_What is required_
In the listing below, locate the lines that hold the string "demuestra". Copy those lines.

_Dataset excerpts_

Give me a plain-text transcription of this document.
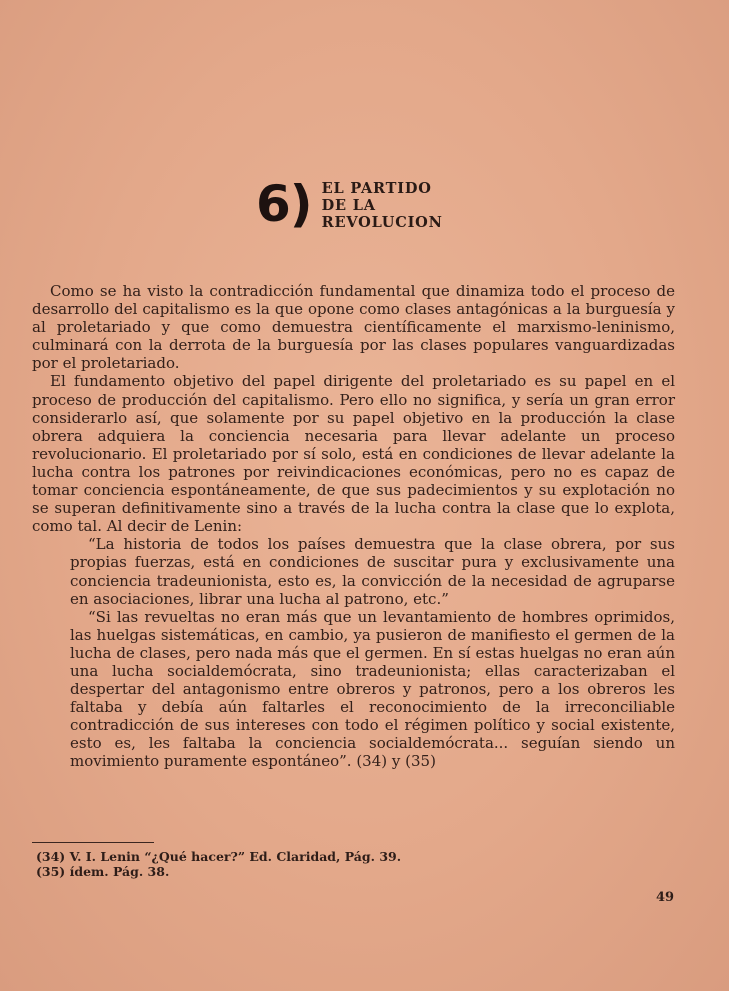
6) EL PARTIDO
DE LA
REVOLUCION

Como se ha visto la contradicción fundamental que dinamiza todo el proceso de desarrollo del capitalismo es la que opone como clases antagónicas a la burguesía y al proletariado y que como demuestra científicamente el marxismo-leninismo, culminará con la derrota de la burguesía por las clases populares vanguardizadas por el proletariado.

El fundamento objetivo del papel dirigente del proletariado es su papel en el proceso de producción del capitalismo. Pero ello no significa, y sería un gran error considerarlo así, que solamente por su papel objetivo en la producción la clase obrera adquiera la conciencia necesaria para llevar adelante un proceso revolucionario. El proletariado por sí solo, está en condiciones de llevar adelante la lucha contra los patrones por reivindicaciones económicas, pero no es capaz de tomar conciencia espontáneamente, de que sus padecimientos y su explotación no se superan definitivamente sino a través de la lucha contra la clase que lo explota, como tal. Al decir de Lenin:

“La historia de todos los países demuestra que la clase obrera, por sus propias fuerzas, está en condiciones de suscitar pura y exclusivamente una conciencia tradeunionista, esto es, la convicción de la necesidad de agruparse en asociaciones, librar una lucha al patrono, etc.”

“Si las revueltas no eran más que un levantamiento de hombres oprimidos, las huelgas sistemáticas, en cambio, ya pusieron de manifiesto el germen de la lucha de clases, pero nada más que el germen. En sí estas huelgas no eran aún una lucha socialdemócrata, sino tradeunionista; ellas caracterizaban el despertar del antagonismo entre obreros y patronos, pero a los obreros les faltaba y debía aún faltarles el reconocimiento de la irreconciliable contradicción de sus intereses con todo el régimen político y social existente, esto es, les faltaba la conciencia socialdemócrata... seguían siendo un movimiento puramente espontáneo”. (34) y (35)

(34) V. I. Lenin “¿Qué hacer?” Ed. Claridad, Pág. 39.
(35) ídem. Pág. 38.
49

_Exercise solution_
Como se ha visto la contradicción fundamental que dinamiza todo el proceso de desarrollo del capitalismo es la que opone como clases antagónicas a la burguesía y al proletariado y que como demuestra científicamente el marxismo-leninismo, culminará con la derrota de la burguesía por las clases populares vanguardizadas por el proletariado.
“La historia de todos los países demuestra que la clase obrera, por sus propias fuerzas, está en condiciones de suscitar pura y exclusivamente una conciencia tradeunionista, esto es, la convicción de la necesidad de agruparse en asociaciones, librar una lucha al patrono, etc.”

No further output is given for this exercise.